### TASK BRIEF
In the entries below, find the lines that contain the word "description" and copy them.

### EXERCISE DATA
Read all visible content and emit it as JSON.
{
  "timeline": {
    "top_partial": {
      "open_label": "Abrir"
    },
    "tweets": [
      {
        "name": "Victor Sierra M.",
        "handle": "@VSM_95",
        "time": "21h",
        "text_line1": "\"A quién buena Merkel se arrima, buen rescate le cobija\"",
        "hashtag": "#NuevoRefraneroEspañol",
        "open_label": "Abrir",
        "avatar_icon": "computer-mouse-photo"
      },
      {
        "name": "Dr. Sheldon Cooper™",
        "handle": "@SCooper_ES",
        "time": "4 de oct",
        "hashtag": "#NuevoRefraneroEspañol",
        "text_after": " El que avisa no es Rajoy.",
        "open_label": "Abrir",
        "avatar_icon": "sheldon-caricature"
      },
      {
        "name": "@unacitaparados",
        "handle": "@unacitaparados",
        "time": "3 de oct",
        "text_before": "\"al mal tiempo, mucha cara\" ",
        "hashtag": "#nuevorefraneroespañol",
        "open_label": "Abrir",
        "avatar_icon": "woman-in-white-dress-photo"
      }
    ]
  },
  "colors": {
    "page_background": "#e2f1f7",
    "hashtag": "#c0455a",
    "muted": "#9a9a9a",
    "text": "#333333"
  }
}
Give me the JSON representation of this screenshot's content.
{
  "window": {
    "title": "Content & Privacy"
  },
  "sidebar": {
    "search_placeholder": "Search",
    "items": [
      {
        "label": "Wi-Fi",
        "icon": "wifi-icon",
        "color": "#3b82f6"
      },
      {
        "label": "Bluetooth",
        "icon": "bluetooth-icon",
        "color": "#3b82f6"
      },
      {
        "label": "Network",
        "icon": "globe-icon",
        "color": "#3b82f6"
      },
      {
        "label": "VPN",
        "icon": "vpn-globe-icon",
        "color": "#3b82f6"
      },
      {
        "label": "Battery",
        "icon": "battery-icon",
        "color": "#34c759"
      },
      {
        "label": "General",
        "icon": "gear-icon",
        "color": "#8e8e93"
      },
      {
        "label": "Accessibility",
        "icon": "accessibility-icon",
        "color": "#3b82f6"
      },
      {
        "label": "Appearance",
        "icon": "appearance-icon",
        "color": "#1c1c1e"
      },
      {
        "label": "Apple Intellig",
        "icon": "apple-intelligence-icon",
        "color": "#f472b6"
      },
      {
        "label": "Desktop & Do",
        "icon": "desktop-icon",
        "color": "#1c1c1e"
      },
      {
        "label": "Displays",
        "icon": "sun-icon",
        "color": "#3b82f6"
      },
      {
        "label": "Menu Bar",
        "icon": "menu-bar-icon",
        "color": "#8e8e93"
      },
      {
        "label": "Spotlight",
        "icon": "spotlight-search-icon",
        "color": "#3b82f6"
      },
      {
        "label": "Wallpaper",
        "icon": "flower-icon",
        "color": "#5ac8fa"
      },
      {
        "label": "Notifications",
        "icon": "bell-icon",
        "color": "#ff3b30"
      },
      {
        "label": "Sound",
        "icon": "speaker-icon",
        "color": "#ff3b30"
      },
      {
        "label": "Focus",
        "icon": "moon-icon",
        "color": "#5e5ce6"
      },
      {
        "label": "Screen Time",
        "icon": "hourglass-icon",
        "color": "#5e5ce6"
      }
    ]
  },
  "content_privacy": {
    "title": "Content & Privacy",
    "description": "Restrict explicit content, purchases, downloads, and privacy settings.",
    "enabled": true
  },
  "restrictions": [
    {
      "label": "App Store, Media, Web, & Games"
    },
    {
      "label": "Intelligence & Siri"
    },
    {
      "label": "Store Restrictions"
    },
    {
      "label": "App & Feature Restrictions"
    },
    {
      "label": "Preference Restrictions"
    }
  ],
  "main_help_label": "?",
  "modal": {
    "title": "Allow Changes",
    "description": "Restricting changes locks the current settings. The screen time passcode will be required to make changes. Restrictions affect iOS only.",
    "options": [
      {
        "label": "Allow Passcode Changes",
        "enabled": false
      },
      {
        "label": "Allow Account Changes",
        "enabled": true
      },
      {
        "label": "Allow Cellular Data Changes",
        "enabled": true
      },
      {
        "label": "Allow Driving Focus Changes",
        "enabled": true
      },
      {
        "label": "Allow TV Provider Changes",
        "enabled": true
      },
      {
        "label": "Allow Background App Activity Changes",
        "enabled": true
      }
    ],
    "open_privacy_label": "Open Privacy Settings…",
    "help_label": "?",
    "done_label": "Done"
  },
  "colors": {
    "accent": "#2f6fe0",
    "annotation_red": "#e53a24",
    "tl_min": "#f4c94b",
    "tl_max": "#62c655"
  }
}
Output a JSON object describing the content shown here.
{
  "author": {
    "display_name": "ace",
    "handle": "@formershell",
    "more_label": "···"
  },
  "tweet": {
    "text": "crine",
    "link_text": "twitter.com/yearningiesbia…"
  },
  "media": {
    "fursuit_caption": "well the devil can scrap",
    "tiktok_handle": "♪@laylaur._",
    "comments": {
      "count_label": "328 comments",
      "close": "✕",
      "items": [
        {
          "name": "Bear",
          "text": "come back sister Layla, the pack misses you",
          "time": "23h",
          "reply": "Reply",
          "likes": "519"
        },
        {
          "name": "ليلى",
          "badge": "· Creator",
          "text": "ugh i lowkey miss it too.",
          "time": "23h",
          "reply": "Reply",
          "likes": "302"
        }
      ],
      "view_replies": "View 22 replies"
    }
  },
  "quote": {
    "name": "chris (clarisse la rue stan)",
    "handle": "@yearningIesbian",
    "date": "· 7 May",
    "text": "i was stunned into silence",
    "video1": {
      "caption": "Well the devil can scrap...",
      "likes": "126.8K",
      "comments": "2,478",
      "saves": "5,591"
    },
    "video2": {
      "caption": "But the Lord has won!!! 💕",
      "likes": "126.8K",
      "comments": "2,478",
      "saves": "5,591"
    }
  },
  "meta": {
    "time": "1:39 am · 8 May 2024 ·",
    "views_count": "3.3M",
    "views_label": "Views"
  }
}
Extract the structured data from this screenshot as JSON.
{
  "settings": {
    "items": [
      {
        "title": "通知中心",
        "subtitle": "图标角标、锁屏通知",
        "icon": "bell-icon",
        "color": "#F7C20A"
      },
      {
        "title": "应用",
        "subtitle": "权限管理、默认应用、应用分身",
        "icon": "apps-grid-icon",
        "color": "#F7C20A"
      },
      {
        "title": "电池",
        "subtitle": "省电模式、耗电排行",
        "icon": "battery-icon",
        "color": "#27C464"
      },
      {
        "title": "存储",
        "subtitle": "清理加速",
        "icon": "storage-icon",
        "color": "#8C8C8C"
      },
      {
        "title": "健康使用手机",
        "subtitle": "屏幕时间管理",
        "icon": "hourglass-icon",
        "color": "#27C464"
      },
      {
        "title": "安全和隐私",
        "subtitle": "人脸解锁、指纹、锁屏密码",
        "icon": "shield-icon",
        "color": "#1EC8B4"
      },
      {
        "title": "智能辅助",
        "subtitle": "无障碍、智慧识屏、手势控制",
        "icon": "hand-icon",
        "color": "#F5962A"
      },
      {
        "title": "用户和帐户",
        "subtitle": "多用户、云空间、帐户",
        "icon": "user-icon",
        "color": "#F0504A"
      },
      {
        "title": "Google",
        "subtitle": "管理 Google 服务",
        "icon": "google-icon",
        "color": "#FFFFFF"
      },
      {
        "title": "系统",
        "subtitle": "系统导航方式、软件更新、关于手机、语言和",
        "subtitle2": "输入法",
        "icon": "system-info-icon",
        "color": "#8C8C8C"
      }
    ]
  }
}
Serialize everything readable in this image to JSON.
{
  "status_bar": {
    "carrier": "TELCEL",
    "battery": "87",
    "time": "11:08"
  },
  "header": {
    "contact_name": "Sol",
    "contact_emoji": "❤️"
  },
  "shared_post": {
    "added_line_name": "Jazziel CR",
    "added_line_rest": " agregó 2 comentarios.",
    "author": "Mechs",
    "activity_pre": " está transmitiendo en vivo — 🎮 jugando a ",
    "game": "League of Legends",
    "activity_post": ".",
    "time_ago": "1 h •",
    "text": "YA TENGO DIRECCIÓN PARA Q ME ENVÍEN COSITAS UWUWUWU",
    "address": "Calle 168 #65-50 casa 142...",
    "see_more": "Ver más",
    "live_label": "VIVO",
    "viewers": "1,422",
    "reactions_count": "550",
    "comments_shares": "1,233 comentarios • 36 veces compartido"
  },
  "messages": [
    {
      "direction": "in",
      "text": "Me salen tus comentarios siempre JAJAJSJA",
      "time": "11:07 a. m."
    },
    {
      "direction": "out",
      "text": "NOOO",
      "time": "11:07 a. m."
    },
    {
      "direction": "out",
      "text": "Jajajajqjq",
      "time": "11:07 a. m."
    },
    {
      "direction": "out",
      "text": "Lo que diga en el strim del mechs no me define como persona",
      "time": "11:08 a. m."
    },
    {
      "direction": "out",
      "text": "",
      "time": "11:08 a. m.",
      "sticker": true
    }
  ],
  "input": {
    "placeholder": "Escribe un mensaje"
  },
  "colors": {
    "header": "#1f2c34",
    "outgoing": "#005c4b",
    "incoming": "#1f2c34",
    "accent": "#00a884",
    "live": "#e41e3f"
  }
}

### EXERCISE OUTPUT
    "description": "Restrict explicit content, purchases, downloads, and privacy settings.",
    "description": "Restricting changes locks the current settings. The screen time passcode will be required to make changes. Restrictions affect iOS only.",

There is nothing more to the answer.